* **Task inputs**
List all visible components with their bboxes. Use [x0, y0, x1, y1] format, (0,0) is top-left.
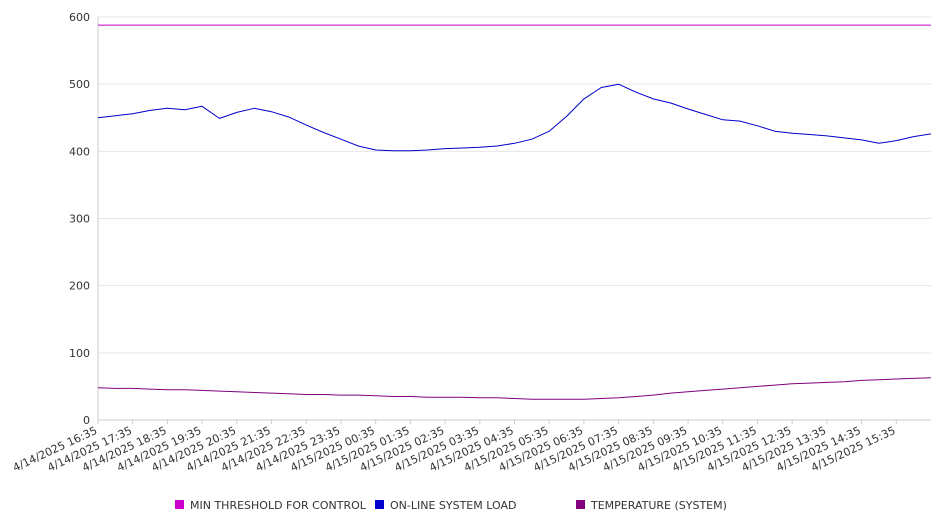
- legend-label-1: MIN THRESHOLD FOR CONTROL: [190, 499, 367, 512]
- grid-lines: [98, 16, 931, 354]
- series-line-3: [97, 377, 932, 400]
- y-tick-label: 100: [69, 347, 90, 360]
- legend-label-3: TEMPERATURE (SYSTEM): [590, 499, 727, 512]
- y-tick-label: 500: [69, 78, 90, 91]
- y-tick-label: 300: [69, 213, 90, 226]
- series-line-2: [97, 83, 932, 152]
- series-lines: [97, 24, 932, 400]
- y-tick-label: 200: [69, 280, 90, 293]
- axes: [97, 17, 931, 424]
- x-axis-tick-labels: 4/14/2025 16:354/14/2025 17:354/14/2025 …: [11, 424, 898, 474]
- y-tick-label: 0: [83, 414, 90, 427]
- legend-swatch-1: [175, 500, 184, 509]
- legend-label-2: ON-LINE SYSTEM LOAD: [390, 499, 516, 512]
- legend-swatch-2: [375, 500, 384, 509]
- legend: MIN THRESHOLD FOR CONTROL ON-LINE SYSTEM …: [175, 499, 727, 512]
- y-axis-tick-labels: 0 100 200 300 400 500 600: [69, 11, 90, 427]
- legend-swatch-3: [576, 500, 585, 509]
- y-tick-label: 400: [69, 145, 90, 158]
- y-tick-label: 600: [69, 11, 90, 24]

* **Problem to solve**
Output each line of the rows above as a JSON array of strings, one string per line, skipping blank lines and omitting the pictures.

* **Exercise solution**
[
  "List all visible components with their bboxes. Use [x0, y0, x1, y1] format, (0,0) is top-left.",
  "- legend-label-1: MIN THRESHOLD FOR CONTROL: [190, 499, 367, 512]",
  "- grid-lines: [98, 16, 931, 354]",
  "- series-line-3: [97, 377, 932, 400]",
  "- y-tick-label: 100: [69, 347, 90, 360]",
  "- legend-label-3: TEMPERATURE (SYSTEM): [590, 499, 727, 512]",
  "- y-tick-label: 500: [69, 78, 90, 91]",
  "- y-tick-label: 300: [69, 213, 90, 226]",
  "- series-line-2: [97, 83, 932, 152]",
  "- series-lines: [97, 24, 932, 400]",
  "- y-tick-label: 200: [69, 280, 90, 293]",
  "- axes: [97, 17, 931, 424]",
  "- x-axis-tick-labels: 4/14/2025 16:354/14/2025 17:354/14/2025 …: [11, 424, 898, 474]",
  "- y-tick-label: 0: [83, 414, 90, 427]",
  "- legend-swatch-1: [175, 500, 184, 509]",
  "- legend-label-2: ON-LINE SYSTEM LOAD: [390, 499, 516, 512]",
  "- legend-swatch-2: [375, 500, 384, 509]",
  "- legend: MIN THRESHOLD FOR CONTROL ON-LINE SYSTEM …: [175, 499, 727, 512]",
  "- y-axis-tick-labels: 0 100 200 300 400 500 600: [69, 11, 90, 427]",
  "- legend-swatch-3: [576, 500, 585, 509]",
  "- y-tick-label: 400: [69, 145, 90, 158]",
  "- y-tick-label: 600: [69, 11, 90, 24]"
]